** BEGIN Listed entries **
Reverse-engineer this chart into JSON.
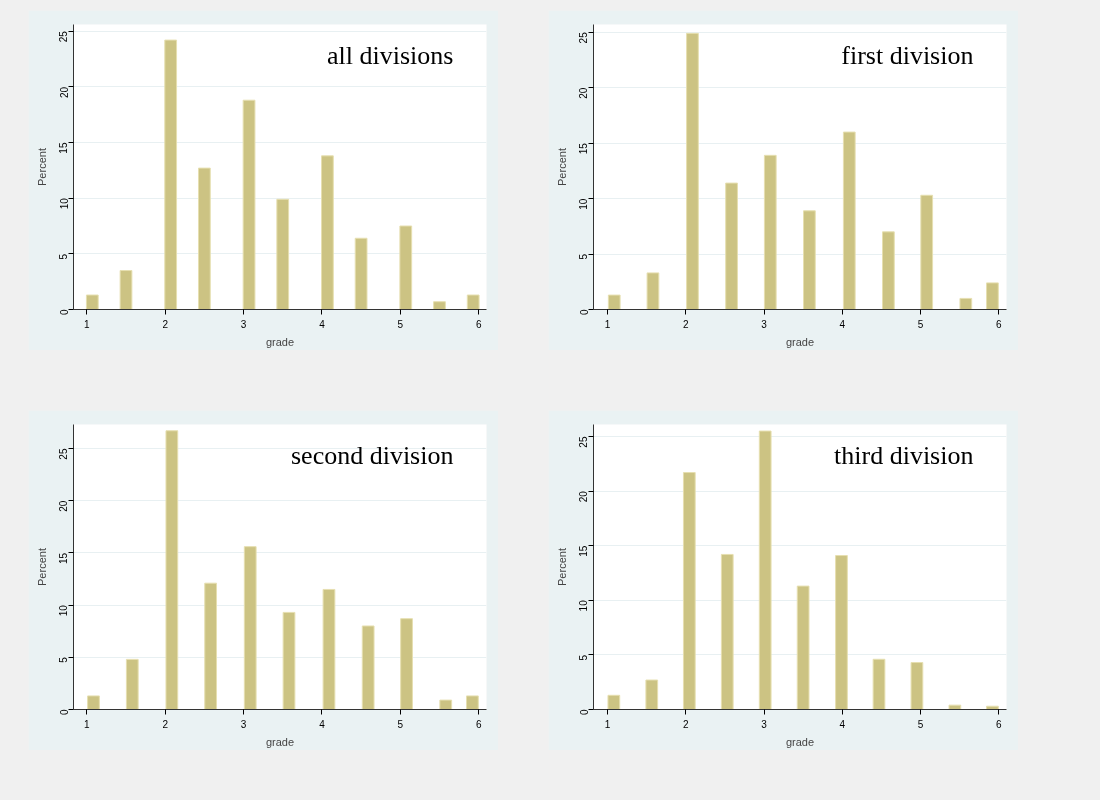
{
  "chart_data": [
    {
      "type": "bar",
      "annotations": [
        "all divisions"
      ],
      "xlabel": "grade",
      "ylabel": "Percent",
      "grid": "y",
      "color": "#ccc383",
      "x": [
        1.07,
        1.5,
        2.07,
        2.5,
        3.07,
        3.5,
        4.07,
        4.5,
        5.07,
        5.5,
        5.93
      ],
      "values": [
        1.3,
        3.5,
        24.2,
        12.7,
        18.8,
        9.9,
        13.8,
        6.4,
        7.5,
        0.7,
        1.3
      ],
      "xlim": [
        0.83,
        6.1
      ],
      "ylim": [
        0,
        25.6
      ],
      "xticks": [
        1,
        2,
        3,
        4,
        5,
        6
      ],
      "yticks": [
        0,
        5,
        10,
        15,
        20,
        25
      ]
    },
    {
      "type": "bar",
      "annotations": [
        "first division"
      ],
      "xlabel": "grade",
      "ylabel": "Percent",
      "grid": "y",
      "color": "#ccc383",
      "x": [
        1.085,
        1.58,
        2.085,
        2.585,
        3.08,
        3.58,
        4.09,
        4.59,
        5.08,
        5.58,
        5.92
      ],
      "values": [
        1.3,
        3.3,
        24.9,
        11.4,
        13.9,
        8.9,
        16.0,
        7.0,
        10.3,
        1.0,
        2.4
      ],
      "xlim": [
        0.82,
        6.1
      ],
      "ylim": [
        0,
        25.7
      ],
      "xticks": [
        1,
        2,
        3,
        4,
        5,
        6
      ],
      "yticks": [
        0,
        5,
        10,
        15,
        20,
        25
      ]
    },
    {
      "type": "bar",
      "annotations": [
        "second division"
      ],
      "xlabel": "grade",
      "ylabel": "Percent",
      "grid": "y",
      "color": "#ccc383",
      "x": [
        1.085,
        1.58,
        2.085,
        2.58,
        3.085,
        3.58,
        4.09,
        4.59,
        5.08,
        5.58,
        5.92
      ],
      "values": [
        1.3,
        4.8,
        26.7,
        12.1,
        15.6,
        9.3,
        11.5,
        8.0,
        8.7,
        0.9,
        1.3
      ],
      "xlim": [
        0.83,
        6.1
      ],
      "ylim": [
        0,
        27.3
      ],
      "xticks": [
        1,
        2,
        3,
        4,
        5,
        6
      ],
      "yticks": [
        0,
        5,
        10,
        15,
        20,
        25
      ]
    },
    {
      "type": "bar",
      "annotations": [
        "third division"
      ],
      "xlabel": "grade",
      "ylabel": "Percent",
      "grid": "y",
      "color": "#ccc383",
      "x": [
        1.08,
        1.565,
        2.045,
        2.53,
        3.015,
        3.5,
        3.99,
        4.47,
        4.955,
        5.44,
        5.92
      ],
      "values": [
        1.3,
        2.7,
        21.7,
        14.2,
        25.5,
        11.3,
        14.1,
        4.6,
        4.3,
        0.4,
        0.3
      ],
      "xlim": [
        0.82,
        6.1
      ],
      "ylim": [
        0,
        26.1
      ],
      "xticks": [
        1,
        2,
        3,
        4,
        5,
        6
      ],
      "yticks": [
        0,
        5,
        10,
        15,
        20,
        25
      ]
    }
  ]
}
** END Listed entries **
What the task asks
The records above must be echoed exactly, minus their pictures.

Final answer
Reverse-engineer this chart into JSON.
{
  "chart_data": [
    {
      "type": "bar",
      "annotations": [
        "all divisions"
      ],
      "xlabel": "grade",
      "ylabel": "Percent",
      "grid": "y",
      "color": "#ccc383",
      "x": [
        1.07,
        1.5,
        2.07,
        2.5,
        3.07,
        3.5,
        4.07,
        4.5,
        5.07,
        5.5,
        5.93
      ],
      "values": [
        1.3,
        3.5,
        24.2,
        12.7,
        18.8,
        9.9,
        13.8,
        6.4,
        7.5,
        0.7,
        1.3
      ],
      "xlim": [
        0.83,
        6.1
      ],
      "ylim": [
        0,
        25.6
      ],
      "xticks": [
        1,
        2,
        3,
        4,
        5,
        6
      ],
      "yticks": [
        0,
        5,
        10,
        15,
        20,
        25
      ]
    },
    {
      "type": "bar",
      "annotations": [
        "first division"
      ],
      "xlabel": "grade",
      "ylabel": "Percent",
      "grid": "y",
      "color": "#ccc383",
      "x": [
        1.085,
        1.58,
        2.085,
        2.585,
        3.08,
        3.58,
        4.09,
        4.59,
        5.08,
        5.58,
        5.92
      ],
      "values": [
        1.3,
        3.3,
        24.9,
        11.4,
        13.9,
        8.9,
        16.0,
        7.0,
        10.3,
        1.0,
        2.4
      ],
      "xlim": [
        0.82,
        6.1
      ],
      "ylim": [
        0,
        25.7
      ],
      "xticks": [
        1,
        2,
        3,
        4,
        5,
        6
      ],
      "yticks": [
        0,
        5,
        10,
        15,
        20,
        25
      ]
    },
    {
      "type": "bar",
      "annotations": [
        "second division"
      ],
      "xlabel": "grade",
      "ylabel": "Percent",
      "grid": "y",
      "color": "#ccc383",
      "x": [
        1.085,
        1.58,
        2.085,
        2.58,
        3.085,
        3.58,
        4.09,
        4.59,
        5.08,
        5.58,
        5.92
      ],
      "values": [
        1.3,
        4.8,
        26.7,
        12.1,
        15.6,
        9.3,
        11.5,
        8.0,
        8.7,
        0.9,
        1.3
      ],
      "xlim": [
        0.83,
        6.1
      ],
      "ylim": [
        0,
        27.3
      ],
      "xticks": [
        1,
        2,
        3,
        4,
        5,
        6
      ],
      "yticks": [
        0,
        5,
        10,
        15,
        20,
        25
      ]
    },
    {
      "type": "bar",
      "annotations": [
        "third division"
      ],
      "xlabel": "grade",
      "ylabel": "Percent",
      "grid": "y",
      "color": "#ccc383",
      "x": [
        1.08,
        1.565,
        2.045,
        2.53,
        3.015,
        3.5,
        3.99,
        4.47,
        4.955,
        5.44,
        5.92
      ],
      "values": [
        1.3,
        2.7,
        21.7,
        14.2,
        25.5,
        11.3,
        14.1,
        4.6,
        4.3,
        0.4,
        0.3
      ],
      "xlim": [
        0.82,
        6.1
      ],
      "ylim": [
        0,
        26.1
      ],
      "xticks": [
        1,
        2,
        3,
        4,
        5,
        6
      ],
      "yticks": [
        0,
        5,
        10,
        15,
        20,
        25
      ]
    }
  ]
}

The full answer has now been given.